• What is asked:
Report only the number of lines holding "Bapak".

• Extracted information:
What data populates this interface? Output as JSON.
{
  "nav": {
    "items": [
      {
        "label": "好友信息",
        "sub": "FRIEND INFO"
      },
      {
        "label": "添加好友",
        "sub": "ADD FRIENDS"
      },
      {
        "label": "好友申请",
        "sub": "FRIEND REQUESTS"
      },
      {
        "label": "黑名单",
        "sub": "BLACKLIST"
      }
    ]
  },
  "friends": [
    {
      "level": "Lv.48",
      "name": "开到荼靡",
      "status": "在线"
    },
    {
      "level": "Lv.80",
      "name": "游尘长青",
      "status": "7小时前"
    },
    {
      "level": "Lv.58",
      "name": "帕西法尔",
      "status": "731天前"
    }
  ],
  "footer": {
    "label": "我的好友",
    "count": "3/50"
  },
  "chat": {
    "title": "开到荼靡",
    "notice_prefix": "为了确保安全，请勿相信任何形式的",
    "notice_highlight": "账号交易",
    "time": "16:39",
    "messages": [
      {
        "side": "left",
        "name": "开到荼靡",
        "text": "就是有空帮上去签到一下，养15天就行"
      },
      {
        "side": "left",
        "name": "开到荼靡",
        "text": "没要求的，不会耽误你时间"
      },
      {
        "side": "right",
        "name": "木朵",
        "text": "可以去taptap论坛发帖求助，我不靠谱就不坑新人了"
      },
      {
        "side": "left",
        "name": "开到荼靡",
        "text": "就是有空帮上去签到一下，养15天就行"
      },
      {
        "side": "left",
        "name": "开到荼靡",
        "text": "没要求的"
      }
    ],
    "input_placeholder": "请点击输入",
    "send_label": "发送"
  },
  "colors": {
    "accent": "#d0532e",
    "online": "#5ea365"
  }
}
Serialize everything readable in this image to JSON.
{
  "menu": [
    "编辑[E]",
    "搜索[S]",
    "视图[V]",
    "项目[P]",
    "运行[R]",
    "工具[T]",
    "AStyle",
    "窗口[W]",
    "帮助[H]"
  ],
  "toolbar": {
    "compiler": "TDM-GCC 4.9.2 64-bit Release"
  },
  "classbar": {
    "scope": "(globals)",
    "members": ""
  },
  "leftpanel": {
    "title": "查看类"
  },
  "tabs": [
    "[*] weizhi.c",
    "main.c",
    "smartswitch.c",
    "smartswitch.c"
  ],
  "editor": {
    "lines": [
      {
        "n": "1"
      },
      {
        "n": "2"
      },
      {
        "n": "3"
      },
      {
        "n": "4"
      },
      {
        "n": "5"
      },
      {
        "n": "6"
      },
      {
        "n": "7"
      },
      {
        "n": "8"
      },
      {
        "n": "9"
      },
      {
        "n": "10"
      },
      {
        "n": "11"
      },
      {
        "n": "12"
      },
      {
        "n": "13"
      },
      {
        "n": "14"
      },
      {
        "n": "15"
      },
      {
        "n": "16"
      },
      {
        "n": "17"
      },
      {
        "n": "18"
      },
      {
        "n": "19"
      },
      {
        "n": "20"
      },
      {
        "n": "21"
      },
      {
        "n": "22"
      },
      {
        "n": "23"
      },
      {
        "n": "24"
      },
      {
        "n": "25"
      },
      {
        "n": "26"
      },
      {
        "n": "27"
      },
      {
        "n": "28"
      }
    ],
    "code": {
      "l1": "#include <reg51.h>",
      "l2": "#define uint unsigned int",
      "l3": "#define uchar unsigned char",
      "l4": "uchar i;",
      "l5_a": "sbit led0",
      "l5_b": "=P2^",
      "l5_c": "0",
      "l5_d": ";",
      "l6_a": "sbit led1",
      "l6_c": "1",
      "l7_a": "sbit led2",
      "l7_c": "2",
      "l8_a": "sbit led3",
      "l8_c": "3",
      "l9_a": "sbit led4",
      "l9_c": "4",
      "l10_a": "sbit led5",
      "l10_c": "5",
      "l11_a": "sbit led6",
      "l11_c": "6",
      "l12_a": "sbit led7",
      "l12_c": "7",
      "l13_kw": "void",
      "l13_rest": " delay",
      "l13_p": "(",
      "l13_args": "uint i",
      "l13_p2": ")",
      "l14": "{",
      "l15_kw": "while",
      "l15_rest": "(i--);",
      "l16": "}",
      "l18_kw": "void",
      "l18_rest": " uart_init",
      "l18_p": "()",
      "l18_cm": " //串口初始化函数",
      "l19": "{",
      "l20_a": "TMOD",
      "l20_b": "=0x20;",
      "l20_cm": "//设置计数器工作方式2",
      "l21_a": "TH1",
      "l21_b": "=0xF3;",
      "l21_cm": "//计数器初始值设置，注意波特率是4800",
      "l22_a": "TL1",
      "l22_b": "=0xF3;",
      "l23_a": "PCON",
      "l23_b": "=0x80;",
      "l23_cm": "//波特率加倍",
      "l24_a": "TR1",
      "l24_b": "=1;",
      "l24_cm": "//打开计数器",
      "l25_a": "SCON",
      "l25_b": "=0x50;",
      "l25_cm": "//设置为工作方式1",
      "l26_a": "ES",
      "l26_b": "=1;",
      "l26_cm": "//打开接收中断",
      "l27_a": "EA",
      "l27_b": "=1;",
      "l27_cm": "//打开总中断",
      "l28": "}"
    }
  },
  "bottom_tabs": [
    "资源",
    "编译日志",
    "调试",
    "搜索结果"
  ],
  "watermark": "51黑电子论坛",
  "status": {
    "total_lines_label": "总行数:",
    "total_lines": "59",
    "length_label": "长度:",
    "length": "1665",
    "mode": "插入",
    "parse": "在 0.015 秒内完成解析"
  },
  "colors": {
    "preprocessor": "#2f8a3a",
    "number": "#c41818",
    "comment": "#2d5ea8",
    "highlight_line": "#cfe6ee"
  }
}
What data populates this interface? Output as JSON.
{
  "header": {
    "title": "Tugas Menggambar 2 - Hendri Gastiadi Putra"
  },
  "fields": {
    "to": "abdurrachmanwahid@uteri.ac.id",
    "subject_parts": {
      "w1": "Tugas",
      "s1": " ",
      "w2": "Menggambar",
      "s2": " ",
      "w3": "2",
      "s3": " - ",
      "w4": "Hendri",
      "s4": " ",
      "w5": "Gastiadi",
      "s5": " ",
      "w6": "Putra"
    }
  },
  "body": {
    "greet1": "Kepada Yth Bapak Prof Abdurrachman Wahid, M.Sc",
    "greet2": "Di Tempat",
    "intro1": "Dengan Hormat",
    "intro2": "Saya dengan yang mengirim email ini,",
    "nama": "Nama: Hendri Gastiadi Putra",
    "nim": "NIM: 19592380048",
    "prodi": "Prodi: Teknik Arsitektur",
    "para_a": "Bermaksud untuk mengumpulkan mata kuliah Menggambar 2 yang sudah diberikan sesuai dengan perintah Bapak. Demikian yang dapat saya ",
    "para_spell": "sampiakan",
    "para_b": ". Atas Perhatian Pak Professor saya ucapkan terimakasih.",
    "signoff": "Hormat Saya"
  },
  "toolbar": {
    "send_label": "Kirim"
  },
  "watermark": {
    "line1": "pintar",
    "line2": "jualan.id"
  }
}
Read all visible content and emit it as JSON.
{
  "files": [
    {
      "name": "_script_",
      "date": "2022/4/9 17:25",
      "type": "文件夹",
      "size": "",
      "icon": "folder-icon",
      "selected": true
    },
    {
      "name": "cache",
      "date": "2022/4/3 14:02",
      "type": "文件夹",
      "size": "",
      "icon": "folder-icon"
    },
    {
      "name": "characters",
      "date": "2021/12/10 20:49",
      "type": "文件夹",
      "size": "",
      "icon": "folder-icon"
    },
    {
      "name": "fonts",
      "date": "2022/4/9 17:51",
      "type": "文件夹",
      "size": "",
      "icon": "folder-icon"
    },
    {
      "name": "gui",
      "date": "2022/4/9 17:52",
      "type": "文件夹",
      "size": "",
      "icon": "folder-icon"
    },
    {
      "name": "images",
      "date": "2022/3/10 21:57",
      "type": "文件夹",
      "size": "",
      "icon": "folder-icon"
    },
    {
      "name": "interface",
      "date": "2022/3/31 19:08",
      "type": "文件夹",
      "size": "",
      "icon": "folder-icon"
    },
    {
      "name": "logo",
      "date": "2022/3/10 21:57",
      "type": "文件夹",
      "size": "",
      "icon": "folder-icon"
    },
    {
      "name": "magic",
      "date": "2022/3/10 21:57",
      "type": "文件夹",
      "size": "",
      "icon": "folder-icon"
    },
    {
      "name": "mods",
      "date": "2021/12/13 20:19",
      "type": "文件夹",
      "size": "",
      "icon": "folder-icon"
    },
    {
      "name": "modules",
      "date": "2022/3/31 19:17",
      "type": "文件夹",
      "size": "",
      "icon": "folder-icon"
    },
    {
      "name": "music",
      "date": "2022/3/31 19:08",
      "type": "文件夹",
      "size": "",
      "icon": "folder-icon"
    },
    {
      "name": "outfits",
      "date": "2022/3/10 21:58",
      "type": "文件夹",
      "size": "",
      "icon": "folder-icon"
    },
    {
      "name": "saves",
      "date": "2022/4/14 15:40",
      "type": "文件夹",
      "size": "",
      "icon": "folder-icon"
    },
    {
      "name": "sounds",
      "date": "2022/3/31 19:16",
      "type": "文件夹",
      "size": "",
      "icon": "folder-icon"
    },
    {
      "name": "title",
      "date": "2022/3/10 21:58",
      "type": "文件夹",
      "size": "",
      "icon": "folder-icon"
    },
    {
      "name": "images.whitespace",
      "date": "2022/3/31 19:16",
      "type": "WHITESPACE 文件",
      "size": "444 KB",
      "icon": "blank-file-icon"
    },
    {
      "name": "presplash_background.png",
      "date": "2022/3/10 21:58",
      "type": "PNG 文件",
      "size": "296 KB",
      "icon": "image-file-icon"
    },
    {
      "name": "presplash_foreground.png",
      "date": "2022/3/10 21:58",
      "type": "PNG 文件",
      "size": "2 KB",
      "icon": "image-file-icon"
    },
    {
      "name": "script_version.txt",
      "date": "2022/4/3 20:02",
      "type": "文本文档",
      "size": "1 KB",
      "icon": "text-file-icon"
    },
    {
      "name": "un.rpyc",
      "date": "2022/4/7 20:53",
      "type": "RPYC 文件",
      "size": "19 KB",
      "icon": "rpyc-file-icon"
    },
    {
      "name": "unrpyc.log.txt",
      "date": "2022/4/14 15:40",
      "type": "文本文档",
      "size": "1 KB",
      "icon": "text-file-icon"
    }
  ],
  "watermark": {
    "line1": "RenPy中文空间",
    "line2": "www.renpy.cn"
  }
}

• Reply:
2